- _Short problem_
Each line containing the word "OAGDJEHRJRVJWBDKEHEJW" needs to be copied.

/---

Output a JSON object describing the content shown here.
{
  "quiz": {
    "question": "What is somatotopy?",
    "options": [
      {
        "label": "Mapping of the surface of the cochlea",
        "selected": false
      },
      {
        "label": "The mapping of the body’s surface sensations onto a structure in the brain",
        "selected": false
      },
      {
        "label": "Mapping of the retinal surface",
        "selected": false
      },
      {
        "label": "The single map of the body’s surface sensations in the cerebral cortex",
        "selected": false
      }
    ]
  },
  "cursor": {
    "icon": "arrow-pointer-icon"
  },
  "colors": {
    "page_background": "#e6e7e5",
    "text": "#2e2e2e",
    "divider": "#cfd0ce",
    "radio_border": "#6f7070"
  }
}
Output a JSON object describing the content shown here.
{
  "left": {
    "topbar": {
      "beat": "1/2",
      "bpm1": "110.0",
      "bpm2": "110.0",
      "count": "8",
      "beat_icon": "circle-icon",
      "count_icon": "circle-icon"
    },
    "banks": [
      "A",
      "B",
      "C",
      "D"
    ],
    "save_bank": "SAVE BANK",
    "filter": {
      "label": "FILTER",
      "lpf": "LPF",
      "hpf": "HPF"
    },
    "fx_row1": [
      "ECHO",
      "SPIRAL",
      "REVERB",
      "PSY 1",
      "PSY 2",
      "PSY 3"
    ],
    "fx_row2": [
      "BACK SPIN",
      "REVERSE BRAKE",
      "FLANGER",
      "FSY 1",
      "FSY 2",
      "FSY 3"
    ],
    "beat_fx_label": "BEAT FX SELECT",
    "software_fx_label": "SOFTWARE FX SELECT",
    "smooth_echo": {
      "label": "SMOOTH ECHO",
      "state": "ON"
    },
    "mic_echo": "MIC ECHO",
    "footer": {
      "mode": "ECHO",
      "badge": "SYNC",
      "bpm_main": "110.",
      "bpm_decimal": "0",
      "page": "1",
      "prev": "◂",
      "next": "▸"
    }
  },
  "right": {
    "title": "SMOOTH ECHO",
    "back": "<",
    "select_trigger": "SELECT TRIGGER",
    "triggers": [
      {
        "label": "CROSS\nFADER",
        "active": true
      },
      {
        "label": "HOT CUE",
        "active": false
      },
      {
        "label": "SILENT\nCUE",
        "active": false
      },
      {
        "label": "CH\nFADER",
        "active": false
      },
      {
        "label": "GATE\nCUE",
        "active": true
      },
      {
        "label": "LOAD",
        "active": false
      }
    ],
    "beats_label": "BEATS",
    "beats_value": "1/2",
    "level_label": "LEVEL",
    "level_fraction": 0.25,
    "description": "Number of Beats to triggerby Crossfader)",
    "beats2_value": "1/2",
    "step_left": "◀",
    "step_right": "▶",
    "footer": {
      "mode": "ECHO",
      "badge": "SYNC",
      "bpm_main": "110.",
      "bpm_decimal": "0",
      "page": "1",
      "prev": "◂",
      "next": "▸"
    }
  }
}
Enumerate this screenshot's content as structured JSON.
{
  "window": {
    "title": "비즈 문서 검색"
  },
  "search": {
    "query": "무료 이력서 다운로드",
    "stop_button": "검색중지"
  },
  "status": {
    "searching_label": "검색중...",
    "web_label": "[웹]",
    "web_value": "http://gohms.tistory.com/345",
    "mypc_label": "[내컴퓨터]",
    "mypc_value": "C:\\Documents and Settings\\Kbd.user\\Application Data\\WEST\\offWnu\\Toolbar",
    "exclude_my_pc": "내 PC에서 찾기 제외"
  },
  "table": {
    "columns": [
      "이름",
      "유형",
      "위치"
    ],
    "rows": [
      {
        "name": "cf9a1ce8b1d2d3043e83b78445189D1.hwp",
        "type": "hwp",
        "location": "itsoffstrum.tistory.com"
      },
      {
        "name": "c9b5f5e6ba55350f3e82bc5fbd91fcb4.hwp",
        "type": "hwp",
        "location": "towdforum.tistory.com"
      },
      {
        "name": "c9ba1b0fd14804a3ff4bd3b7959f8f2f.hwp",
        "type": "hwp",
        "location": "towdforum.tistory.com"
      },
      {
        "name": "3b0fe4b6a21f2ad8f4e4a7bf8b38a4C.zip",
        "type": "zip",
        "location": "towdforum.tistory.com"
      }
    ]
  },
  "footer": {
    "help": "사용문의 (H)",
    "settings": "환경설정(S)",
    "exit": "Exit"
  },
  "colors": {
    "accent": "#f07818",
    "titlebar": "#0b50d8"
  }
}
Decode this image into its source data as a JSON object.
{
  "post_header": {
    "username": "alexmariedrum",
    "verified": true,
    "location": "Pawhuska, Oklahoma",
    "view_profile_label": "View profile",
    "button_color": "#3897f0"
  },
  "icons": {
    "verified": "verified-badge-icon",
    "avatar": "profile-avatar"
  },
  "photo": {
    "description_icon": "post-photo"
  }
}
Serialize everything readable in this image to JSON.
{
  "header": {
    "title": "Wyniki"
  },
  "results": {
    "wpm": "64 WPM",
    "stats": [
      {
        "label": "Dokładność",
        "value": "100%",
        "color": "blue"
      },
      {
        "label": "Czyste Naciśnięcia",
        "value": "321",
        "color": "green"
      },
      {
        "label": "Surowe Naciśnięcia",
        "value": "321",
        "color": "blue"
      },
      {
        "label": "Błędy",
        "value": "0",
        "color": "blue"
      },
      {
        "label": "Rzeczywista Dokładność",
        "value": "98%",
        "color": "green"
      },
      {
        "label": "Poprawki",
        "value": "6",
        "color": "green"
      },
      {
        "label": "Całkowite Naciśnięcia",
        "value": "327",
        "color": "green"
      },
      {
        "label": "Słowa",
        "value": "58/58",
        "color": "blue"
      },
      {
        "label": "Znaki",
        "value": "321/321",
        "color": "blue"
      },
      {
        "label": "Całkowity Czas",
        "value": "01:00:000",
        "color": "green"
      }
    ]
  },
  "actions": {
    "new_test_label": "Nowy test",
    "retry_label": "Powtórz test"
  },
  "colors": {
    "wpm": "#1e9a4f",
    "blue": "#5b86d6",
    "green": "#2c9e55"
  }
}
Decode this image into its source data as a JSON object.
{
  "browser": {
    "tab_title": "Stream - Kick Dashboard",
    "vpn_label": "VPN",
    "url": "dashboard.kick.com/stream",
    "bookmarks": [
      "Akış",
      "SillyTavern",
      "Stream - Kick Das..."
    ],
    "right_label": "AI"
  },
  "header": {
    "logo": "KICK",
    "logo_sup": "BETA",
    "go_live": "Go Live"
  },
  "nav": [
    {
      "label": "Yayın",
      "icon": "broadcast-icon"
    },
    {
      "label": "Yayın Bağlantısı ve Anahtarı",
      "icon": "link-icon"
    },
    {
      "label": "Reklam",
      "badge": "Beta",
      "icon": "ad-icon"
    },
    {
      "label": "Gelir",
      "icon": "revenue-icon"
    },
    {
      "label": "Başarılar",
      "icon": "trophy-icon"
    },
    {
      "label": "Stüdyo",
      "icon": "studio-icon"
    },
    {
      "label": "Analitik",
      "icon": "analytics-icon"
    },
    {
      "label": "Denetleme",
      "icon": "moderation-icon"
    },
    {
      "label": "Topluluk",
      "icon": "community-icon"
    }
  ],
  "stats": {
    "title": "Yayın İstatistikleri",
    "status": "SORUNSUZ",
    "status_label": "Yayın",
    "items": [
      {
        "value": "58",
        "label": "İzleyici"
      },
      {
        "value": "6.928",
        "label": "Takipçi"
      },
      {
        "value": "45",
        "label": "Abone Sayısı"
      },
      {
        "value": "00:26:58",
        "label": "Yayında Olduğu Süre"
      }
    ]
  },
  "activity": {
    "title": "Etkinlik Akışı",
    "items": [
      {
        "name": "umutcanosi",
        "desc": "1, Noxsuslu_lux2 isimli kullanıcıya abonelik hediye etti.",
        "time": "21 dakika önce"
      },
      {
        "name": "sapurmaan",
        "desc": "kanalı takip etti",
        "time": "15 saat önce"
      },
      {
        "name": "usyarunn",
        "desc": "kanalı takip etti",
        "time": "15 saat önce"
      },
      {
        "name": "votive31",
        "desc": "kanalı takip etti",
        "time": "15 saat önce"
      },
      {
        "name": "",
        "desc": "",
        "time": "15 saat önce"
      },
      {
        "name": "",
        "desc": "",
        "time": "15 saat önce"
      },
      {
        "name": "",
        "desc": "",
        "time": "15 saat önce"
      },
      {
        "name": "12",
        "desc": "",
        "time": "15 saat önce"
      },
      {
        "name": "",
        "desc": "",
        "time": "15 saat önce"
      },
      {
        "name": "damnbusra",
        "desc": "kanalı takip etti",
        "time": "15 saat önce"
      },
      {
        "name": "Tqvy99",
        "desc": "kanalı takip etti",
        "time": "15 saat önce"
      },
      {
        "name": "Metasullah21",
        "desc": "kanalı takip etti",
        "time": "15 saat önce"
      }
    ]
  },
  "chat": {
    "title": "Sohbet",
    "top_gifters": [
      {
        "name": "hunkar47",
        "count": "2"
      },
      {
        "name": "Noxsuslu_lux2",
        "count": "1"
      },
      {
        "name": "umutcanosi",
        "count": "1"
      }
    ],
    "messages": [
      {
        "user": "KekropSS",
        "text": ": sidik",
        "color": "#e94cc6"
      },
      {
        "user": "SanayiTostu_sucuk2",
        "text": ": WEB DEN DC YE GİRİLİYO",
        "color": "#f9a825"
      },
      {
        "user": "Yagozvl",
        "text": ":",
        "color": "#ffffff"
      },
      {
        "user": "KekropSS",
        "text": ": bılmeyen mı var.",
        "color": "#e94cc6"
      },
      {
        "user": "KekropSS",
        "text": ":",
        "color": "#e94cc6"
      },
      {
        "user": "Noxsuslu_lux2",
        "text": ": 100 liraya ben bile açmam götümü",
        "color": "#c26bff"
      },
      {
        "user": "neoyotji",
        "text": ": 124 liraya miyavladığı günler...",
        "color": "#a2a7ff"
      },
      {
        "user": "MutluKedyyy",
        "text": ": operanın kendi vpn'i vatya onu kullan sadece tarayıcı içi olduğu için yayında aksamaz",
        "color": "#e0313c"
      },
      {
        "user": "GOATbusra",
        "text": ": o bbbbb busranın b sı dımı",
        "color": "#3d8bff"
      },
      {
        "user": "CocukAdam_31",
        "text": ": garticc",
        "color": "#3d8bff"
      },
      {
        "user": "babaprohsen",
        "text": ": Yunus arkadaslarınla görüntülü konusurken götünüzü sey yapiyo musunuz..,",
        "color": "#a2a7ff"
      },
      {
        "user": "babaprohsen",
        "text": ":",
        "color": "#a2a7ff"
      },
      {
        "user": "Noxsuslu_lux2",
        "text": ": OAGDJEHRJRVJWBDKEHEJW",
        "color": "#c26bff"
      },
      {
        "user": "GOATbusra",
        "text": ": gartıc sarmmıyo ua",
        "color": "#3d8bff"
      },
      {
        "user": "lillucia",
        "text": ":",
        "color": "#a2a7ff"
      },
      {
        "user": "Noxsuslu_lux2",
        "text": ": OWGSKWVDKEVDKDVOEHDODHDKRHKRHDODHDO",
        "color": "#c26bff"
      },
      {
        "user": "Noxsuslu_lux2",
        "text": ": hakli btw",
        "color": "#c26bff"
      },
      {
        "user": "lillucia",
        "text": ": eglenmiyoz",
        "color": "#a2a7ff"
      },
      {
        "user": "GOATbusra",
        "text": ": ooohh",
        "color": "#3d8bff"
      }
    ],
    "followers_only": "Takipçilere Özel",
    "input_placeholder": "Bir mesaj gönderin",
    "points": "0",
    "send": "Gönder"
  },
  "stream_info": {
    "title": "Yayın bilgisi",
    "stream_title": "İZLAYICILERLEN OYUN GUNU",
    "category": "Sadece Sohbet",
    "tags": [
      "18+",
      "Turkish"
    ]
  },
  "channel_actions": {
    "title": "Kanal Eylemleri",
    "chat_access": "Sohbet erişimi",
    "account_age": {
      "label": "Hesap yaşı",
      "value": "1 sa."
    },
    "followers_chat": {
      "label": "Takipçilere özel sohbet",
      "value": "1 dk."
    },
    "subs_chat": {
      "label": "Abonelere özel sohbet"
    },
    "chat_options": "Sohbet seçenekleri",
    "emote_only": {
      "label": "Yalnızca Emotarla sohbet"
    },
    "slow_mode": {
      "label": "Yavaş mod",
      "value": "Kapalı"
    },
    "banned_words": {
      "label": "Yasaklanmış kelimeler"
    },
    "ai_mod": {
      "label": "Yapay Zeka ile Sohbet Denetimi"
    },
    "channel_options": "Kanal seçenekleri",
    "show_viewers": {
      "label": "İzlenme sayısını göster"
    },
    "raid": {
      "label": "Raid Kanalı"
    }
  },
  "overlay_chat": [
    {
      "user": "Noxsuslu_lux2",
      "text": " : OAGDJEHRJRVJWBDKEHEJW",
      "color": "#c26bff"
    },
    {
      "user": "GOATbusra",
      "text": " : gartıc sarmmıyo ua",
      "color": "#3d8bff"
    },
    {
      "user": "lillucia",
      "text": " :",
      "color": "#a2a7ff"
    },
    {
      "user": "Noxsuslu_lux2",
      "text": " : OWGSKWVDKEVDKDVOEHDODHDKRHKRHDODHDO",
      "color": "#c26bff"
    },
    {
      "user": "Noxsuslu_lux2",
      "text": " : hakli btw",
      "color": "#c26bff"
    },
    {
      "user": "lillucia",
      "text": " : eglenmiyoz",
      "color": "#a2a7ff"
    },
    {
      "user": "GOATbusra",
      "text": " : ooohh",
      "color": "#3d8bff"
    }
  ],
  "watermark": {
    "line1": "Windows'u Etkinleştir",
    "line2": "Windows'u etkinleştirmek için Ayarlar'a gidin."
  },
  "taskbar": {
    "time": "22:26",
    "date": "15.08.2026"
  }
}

\---

- _Task answer_
        "text": ": OAGDJEHRJRVJWBDKEHEJW",
      "text": " : OAGDJEHRJRVJWBDKEHEJW",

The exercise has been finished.